■ EXERCISE GOAL
Find the lines with "source" in them and copy them out.

■ ENTRIES
=====

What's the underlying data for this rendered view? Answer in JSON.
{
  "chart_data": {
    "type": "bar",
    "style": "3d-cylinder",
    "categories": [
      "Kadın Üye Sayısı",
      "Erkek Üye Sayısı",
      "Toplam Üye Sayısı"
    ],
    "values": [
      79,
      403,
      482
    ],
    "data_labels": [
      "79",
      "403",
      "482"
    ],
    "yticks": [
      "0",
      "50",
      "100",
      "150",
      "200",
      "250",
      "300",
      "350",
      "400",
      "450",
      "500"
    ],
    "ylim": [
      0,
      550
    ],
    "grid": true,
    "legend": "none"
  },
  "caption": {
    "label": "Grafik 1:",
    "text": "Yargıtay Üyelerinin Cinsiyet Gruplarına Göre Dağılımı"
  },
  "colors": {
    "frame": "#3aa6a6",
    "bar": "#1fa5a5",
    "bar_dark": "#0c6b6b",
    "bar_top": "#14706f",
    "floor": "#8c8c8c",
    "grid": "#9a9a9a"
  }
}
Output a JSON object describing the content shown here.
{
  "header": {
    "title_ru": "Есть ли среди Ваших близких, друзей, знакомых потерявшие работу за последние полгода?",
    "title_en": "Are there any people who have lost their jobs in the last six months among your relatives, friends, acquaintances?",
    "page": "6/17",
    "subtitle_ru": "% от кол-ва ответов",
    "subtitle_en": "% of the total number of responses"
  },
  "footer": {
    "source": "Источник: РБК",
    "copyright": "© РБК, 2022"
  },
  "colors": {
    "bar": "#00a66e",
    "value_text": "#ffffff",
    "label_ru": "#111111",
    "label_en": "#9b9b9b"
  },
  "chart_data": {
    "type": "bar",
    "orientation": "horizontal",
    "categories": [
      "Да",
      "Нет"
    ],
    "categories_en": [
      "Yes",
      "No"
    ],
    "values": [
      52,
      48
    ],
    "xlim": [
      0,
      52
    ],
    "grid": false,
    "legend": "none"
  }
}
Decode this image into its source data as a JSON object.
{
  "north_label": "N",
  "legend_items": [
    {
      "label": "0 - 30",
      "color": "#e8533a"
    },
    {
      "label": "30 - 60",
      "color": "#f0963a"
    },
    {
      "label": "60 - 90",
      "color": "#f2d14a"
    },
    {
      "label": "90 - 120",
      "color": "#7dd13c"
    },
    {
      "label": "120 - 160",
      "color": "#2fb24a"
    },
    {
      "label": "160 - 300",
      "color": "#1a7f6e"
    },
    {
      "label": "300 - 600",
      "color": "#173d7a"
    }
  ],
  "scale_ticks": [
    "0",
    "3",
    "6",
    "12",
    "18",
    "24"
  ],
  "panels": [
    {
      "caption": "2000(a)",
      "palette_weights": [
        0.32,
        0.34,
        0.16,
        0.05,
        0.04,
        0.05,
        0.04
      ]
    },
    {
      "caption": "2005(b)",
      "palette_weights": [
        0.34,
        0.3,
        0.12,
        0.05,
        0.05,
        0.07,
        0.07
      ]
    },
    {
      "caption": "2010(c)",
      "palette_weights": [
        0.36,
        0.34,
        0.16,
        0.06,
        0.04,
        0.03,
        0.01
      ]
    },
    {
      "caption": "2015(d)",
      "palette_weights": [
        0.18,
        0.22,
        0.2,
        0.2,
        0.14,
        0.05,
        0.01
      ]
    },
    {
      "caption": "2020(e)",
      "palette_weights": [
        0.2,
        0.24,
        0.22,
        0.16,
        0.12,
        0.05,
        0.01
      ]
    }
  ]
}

=====

■ SOLUTION BELOW
    "source": "Источник: РБК",
Decode this image into its source data as a JSON object.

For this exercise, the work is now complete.